Extracts from a graphics dataset
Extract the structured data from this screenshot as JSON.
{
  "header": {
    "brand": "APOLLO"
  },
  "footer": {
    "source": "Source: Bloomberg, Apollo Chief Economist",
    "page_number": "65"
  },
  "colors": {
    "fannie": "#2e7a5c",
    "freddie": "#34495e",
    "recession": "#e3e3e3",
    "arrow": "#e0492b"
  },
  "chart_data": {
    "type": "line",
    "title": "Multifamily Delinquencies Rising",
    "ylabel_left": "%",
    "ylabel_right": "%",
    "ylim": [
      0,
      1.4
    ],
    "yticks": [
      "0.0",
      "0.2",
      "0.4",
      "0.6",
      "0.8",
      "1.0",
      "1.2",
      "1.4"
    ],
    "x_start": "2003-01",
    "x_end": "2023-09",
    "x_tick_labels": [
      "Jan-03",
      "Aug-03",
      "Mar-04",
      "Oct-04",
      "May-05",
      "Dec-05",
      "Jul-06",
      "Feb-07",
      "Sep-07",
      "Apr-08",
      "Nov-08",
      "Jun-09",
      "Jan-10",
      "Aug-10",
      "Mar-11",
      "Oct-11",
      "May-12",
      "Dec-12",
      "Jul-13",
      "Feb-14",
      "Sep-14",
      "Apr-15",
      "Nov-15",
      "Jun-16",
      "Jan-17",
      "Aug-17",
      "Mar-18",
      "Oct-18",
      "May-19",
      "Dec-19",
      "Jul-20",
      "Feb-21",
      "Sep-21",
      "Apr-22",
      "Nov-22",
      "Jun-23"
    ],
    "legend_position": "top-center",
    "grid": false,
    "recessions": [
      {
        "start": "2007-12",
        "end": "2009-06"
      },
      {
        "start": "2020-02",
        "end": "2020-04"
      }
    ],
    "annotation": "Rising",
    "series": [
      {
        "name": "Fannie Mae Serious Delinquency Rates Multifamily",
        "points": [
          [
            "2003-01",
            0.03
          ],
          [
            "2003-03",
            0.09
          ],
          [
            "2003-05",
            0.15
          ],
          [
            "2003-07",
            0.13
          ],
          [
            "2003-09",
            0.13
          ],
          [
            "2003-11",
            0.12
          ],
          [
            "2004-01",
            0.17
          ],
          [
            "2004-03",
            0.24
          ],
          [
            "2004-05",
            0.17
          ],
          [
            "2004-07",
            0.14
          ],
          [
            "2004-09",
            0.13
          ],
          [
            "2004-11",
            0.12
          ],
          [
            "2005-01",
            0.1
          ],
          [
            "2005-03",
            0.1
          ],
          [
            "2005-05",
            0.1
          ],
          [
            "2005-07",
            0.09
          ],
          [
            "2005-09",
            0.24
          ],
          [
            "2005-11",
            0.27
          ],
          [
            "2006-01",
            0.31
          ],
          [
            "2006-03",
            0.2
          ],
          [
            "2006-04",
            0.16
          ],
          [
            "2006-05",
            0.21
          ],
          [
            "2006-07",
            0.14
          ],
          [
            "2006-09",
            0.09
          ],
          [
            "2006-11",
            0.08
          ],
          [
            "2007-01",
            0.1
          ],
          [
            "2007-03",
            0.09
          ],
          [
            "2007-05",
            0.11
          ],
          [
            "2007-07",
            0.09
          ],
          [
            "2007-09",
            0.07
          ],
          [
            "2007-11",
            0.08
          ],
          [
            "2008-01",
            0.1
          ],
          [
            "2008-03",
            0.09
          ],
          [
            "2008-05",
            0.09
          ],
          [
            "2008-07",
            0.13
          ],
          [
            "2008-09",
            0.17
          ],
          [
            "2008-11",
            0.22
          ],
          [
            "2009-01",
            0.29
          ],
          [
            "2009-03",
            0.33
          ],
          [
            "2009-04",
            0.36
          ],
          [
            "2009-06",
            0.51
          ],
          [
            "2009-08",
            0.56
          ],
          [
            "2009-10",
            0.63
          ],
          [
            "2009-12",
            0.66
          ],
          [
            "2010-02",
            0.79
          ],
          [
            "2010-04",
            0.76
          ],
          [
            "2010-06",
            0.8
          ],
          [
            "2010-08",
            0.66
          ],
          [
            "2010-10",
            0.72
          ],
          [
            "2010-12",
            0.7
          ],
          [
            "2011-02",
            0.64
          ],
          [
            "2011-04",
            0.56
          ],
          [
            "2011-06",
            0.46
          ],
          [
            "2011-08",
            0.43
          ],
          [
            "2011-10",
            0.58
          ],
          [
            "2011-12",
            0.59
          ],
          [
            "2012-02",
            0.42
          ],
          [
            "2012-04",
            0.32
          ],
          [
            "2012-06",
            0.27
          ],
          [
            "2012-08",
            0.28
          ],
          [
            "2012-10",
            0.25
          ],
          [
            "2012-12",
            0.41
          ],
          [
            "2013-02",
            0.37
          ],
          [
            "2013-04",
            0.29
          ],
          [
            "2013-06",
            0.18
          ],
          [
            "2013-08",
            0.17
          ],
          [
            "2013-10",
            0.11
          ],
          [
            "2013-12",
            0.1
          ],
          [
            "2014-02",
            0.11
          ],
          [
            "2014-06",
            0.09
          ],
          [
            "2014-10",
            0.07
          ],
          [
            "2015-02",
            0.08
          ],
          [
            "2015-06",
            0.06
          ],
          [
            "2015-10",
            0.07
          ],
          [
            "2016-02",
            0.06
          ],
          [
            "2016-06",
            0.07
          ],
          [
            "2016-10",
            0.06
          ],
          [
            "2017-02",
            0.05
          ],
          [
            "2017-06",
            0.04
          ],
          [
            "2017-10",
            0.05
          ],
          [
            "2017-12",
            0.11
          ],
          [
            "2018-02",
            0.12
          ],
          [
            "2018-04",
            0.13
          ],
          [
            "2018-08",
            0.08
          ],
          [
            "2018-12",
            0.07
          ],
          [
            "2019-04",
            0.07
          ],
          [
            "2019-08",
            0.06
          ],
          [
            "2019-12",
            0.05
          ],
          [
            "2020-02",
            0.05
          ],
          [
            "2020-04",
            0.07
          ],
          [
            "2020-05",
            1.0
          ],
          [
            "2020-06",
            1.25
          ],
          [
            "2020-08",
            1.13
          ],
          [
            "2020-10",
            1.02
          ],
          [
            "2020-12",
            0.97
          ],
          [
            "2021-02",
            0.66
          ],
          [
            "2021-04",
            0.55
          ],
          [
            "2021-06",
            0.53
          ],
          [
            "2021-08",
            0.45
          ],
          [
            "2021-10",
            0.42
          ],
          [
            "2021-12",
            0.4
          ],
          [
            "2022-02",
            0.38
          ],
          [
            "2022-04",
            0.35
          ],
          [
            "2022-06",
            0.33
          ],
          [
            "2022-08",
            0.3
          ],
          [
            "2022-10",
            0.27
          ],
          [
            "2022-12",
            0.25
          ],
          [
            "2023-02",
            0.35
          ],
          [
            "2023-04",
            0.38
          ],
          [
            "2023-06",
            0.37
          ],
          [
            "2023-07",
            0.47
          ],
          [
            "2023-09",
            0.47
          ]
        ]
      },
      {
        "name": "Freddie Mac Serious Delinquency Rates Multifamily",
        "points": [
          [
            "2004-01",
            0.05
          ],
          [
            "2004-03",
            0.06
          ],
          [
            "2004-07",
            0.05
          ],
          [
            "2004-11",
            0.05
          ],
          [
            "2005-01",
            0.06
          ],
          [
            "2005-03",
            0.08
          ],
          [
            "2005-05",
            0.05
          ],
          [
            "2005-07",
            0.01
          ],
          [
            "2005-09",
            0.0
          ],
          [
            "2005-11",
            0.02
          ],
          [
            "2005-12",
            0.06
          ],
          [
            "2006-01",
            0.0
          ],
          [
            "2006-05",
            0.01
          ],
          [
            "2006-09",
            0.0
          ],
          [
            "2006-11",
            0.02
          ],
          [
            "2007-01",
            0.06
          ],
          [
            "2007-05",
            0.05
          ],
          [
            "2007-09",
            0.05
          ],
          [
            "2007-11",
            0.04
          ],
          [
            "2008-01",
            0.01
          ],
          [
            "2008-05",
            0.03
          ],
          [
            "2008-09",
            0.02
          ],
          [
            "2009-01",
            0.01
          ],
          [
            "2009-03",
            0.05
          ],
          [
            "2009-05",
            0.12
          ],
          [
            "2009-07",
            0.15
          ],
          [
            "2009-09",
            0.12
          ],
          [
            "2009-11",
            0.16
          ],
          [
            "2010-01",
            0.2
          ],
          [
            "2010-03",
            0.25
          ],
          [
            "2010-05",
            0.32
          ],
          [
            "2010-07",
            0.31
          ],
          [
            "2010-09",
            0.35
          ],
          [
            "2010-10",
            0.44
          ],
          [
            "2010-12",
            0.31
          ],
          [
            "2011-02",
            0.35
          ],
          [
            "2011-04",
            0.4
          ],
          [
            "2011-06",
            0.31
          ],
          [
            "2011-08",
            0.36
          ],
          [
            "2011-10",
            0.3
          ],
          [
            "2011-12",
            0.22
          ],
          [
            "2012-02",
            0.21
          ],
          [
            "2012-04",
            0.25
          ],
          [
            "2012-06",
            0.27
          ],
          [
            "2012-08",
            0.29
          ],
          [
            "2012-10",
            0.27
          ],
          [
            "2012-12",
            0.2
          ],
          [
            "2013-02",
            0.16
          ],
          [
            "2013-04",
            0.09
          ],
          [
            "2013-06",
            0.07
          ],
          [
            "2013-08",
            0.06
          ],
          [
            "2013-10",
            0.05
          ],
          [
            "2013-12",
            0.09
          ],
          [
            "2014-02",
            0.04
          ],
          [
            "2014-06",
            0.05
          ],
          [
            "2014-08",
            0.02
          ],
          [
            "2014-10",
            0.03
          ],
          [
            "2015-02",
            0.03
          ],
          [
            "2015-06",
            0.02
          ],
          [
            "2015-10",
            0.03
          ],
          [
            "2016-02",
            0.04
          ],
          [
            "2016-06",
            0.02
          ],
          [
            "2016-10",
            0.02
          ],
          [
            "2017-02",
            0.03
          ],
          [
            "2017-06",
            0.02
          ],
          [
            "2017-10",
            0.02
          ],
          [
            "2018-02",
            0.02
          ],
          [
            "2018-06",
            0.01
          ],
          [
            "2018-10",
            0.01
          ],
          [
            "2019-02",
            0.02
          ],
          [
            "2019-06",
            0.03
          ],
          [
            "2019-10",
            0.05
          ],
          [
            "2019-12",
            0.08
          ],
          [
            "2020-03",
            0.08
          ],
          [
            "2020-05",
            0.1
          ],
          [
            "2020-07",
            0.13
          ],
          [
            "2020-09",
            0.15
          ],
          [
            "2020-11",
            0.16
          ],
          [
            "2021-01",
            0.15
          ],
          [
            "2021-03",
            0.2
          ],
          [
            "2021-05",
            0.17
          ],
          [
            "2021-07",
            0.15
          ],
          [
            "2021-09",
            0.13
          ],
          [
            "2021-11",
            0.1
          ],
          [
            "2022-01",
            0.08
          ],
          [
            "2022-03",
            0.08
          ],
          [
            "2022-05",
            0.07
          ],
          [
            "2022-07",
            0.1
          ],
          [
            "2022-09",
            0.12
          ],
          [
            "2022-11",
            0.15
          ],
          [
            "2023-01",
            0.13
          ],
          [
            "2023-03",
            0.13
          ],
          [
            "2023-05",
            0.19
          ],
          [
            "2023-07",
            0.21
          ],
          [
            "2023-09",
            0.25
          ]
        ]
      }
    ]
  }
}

__Task objective__.
Among the lines of the material, find those that hold the word "Multifamily" and copy them.

__Written response__.
    "title": "Multifamily Delinquencies Rising",
        "name": "Fannie Mae Serious Delinquency Rates Multifamily",
        "name": "Freddie Mac Serious Delinquency Rates Multifamily",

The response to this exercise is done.